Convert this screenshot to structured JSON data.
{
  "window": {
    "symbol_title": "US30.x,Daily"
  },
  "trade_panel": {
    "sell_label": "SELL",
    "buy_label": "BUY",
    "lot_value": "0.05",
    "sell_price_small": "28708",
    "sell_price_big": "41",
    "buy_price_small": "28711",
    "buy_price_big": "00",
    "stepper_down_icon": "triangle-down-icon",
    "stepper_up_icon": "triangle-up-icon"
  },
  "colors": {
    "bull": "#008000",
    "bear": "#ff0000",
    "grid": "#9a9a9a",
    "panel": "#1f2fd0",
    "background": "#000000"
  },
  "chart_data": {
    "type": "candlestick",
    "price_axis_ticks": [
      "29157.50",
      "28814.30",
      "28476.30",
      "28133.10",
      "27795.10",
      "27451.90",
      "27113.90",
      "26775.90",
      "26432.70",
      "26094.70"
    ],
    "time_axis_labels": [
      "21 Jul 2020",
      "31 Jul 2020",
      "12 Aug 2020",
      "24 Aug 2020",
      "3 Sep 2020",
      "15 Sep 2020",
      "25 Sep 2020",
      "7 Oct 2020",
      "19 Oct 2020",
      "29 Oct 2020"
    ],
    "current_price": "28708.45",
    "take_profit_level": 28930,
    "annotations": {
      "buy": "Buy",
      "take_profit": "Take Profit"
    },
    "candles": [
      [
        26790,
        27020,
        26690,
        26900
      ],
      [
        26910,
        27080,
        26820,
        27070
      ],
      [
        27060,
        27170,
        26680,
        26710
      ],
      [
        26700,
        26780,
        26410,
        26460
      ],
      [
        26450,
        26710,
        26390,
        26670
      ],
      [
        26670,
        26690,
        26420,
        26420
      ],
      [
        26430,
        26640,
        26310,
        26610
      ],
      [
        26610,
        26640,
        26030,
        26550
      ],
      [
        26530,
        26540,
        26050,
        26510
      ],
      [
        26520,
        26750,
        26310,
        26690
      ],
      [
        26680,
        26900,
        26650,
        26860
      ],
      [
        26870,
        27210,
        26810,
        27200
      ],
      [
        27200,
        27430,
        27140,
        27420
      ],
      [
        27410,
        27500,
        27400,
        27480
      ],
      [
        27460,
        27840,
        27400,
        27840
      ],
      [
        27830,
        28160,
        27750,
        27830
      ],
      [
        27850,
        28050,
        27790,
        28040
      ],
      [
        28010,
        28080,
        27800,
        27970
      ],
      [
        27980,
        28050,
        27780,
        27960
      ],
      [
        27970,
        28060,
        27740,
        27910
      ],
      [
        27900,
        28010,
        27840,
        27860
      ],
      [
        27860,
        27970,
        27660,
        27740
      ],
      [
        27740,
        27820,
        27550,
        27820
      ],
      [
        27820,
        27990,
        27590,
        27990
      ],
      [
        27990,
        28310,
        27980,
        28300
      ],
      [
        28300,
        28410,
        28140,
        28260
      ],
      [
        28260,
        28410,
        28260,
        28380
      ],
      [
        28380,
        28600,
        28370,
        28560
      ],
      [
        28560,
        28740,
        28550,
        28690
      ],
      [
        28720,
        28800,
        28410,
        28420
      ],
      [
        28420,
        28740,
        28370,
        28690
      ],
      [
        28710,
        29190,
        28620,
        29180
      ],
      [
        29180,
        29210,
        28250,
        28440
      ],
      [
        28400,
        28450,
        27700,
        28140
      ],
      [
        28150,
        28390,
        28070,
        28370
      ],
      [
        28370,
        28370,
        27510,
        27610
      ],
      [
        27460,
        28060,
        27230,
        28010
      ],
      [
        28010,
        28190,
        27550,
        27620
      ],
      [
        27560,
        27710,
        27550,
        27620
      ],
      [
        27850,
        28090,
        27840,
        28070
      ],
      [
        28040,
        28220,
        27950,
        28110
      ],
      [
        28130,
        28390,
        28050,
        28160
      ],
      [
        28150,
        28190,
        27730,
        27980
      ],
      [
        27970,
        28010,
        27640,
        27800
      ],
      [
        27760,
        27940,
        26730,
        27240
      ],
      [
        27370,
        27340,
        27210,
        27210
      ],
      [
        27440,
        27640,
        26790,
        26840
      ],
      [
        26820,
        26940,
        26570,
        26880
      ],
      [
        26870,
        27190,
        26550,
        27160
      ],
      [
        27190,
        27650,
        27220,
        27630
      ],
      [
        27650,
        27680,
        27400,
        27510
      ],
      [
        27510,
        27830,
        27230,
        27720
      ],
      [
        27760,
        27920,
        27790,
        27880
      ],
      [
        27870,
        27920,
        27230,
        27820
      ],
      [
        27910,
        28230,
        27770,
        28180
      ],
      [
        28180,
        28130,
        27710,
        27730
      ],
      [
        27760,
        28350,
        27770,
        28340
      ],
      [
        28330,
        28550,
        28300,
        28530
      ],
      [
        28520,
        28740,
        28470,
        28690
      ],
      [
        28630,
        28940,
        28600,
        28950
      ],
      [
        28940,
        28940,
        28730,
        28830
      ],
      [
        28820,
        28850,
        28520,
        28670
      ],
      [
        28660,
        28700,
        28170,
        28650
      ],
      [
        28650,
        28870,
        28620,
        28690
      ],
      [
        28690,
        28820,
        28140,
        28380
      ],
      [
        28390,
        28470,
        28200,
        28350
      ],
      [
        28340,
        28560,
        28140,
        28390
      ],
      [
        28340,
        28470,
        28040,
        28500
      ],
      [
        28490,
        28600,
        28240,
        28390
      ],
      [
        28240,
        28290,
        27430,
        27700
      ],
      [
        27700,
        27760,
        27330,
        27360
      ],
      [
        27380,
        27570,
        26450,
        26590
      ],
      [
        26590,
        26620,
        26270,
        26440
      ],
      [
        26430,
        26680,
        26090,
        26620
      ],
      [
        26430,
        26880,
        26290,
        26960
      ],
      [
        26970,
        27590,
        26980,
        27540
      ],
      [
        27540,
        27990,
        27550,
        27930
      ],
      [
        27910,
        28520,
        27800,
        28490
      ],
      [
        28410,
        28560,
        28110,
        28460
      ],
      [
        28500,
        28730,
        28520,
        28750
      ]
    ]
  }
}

══════

To be done
Reproduce all data above, unchanged.

Answer below
Convert this screenshot to structured JSON data.
{
  "window": {
    "symbol_title": "US30.x,Daily"
  },
  "trade_panel": {
    "sell_label": "SELL",
    "buy_label": "BUY",
    "lot_value": "0.05",
    "sell_price_small": "28708",
    "sell_price_big": "41",
    "buy_price_small": "28711",
    "buy_price_big": "00",
    "stepper_down_icon": "triangle-down-icon",
    "stepper_up_icon": "triangle-up-icon"
  },
  "colors": {
    "bull": "#008000",
    "bear": "#ff0000",
    "grid": "#9a9a9a",
    "panel": "#1f2fd0",
    "background": "#000000"
  },
  "chart_data": {
    "type": "candlestick",
    "price_axis_ticks": [
      "29157.50",
      "28814.30",
      "28476.30",
      "28133.10",
      "27795.10",
      "27451.90",
      "27113.90",
      "26775.90",
      "26432.70",
      "26094.70"
    ],
    "time_axis_labels": [
      "21 Jul 2020",
      "31 Jul 2020",
      "12 Aug 2020",
      "24 Aug 2020",
      "3 Sep 2020",
      "15 Sep 2020",
      "25 Sep 2020",
      "7 Oct 2020",
      "19 Oct 2020",
      "29 Oct 2020"
    ],
    "current_price": "28708.45",
    "take_profit_level": 28930,
    "annotations": {
      "buy": "Buy",
      "take_profit": "Take Profit"
    },
    "candles": [
      [
        26790,
        27020,
        26690,
        26900
      ],
      [
        26910,
        27080,
        26820,
        27070
      ],
      [
        27060,
        27170,
        26680,
        26710
      ],
      [
        26700,
        26780,
        26410,
        26460
      ],
      [
        26450,
        26710,
        26390,
        26670
      ],
      [
        26670,
        26690,
        26420,
        26420
      ],
      [
        26430,
        26640,
        26310,
        26610
      ],
      [
        26610,
        26640,
        26030,
        26550
      ],
      [
        26530,
        26540,
        26050,
        26510
      ],
      [
        26520,
        26750,
        26310,
        26690
      ],
      [
        26680,
        26900,
        26650,
        26860
      ],
      [
        26870,
        27210,
        26810,
        27200
      ],
      [
        27200,
        27430,
        27140,
        27420
      ],
      [
        27410,
        27500,
        27400,
        27480
      ],
      [
        27460,
        27840,
        27400,
        27840
      ],
      [
        27830,
        28160,
        27750,
        27830
      ],
      [
        27850,
        28050,
        27790,
        28040
      ],
      [
        28010,
        28080,
        27800,
        27970
      ],
      [
        27980,
        28050,
        27780,
        27960
      ],
      [
        27970,
        28060,
        27740,
        27910
      ],
      [
        27900,
        28010,
        27840,
        27860
      ],
      [
        27860,
        27970,
        27660,
        27740
      ],
      [
        27740,
        27820,
        27550,
        27820
      ],
      [
        27820,
        27990,
        27590,
        27990
      ],
      [
        27990,
        28310,
        27980,
        28300
      ],
      [
        28300,
        28410,
        28140,
        28260
      ],
      [
        28260,
        28410,
        28260,
        28380
      ],
      [
        28380,
        28600,
        28370,
        28560
      ],
      [
        28560,
        28740,
        28550,
        28690
      ],
      [
        28720,
        28800,
        28410,
        28420
      ],
      [
        28420,
        28740,
        28370,
        28690
      ],
      [
        28710,
        29190,
        28620,
        29180
      ],
      [
        29180,
        29210,
        28250,
        28440
      ],
      [
        28400,
        28450,
        27700,
        28140
      ],
      [
        28150,
        28390,
        28070,
        28370
      ],
      [
        28370,
        28370,
        27510,
        27610
      ],
      [
        27460,
        28060,
        27230,
        28010
      ],
      [
        28010,
        28190,
        27550,
        27620
      ],
      [
        27560,
        27710,
        27550,
        27620
      ],
      [
        27850,
        28090,
        27840,
        28070
      ],
      [
        28040,
        28220,
        27950,
        28110
      ],
      [
        28130,
        28390,
        28050,
        28160
      ],
      [
        28150,
        28190,
        27730,
        27980
      ],
      [
        27970,
        28010,
        27640,
        27800
      ],
      [
        27760,
        27940,
        26730,
        27240
      ],
      [
        27370,
        27340,
        27210,
        27210
      ],
      [
        27440,
        27640,
        26790,
        26840
      ],
      [
        26820,
        26940,
        26570,
        26880
      ],
      [
        26870,
        27190,
        26550,
        27160
      ],
      [
        27190,
        27650,
        27220,
        27630
      ],
      [
        27650,
        27680,
        27400,
        27510
      ],
      [
        27510,
        27830,
        27230,
        27720
      ],
      [
        27760,
        27920,
        27790,
        27880
      ],
      [
        27870,
        27920,
        27230,
        27820
      ],
      [
        27910,
        28230,
        27770,
        28180
      ],
      [
        28180,
        28130,
        27710,
        27730
      ],
      [
        27760,
        28350,
        27770,
        28340
      ],
      [
        28330,
        28550,
        28300,
        28530
      ],
      [
        28520,
        28740,
        28470,
        28690
      ],
      [
        28630,
        28940,
        28600,
        28950
      ],
      [
        28940,
        28940,
        28730,
        28830
      ],
      [
        28820,
        28850,
        28520,
        28670
      ],
      [
        28660,
        28700,
        28170,
        28650
      ],
      [
        28650,
        28870,
        28620,
        28690
      ],
      [
        28690,
        28820,
        28140,
        28380
      ],
      [
        28390,
        28470,
        28200,
        28350
      ],
      [
        28340,
        28560,
        28140,
        28390
      ],
      [
        28340,
        28470,
        28040,
        28500
      ],
      [
        28490,
        28600,
        28240,
        28390
      ],
      [
        28240,
        28290,
        27430,
        27700
      ],
      [
        27700,
        27760,
        27330,
        27360
      ],
      [
        27380,
        27570,
        26450,
        26590
      ],
      [
        26590,
        26620,
        26270,
        26440
      ],
      [
        26430,
        26680,
        26090,
        26620
      ],
      [
        26430,
        26880,
        26290,
        26960
      ],
      [
        26970,
        27590,
        26980,
        27540
      ],
      [
        27540,
        27990,
        27550,
        27930
      ],
      [
        27910,
        28520,
        27800,
        28490
      ],
      [
        28410,
        28560,
        28110,
        28460
      ],
      [
        28500,
        28730,
        28520,
        28750
      ]
    ]
  }
}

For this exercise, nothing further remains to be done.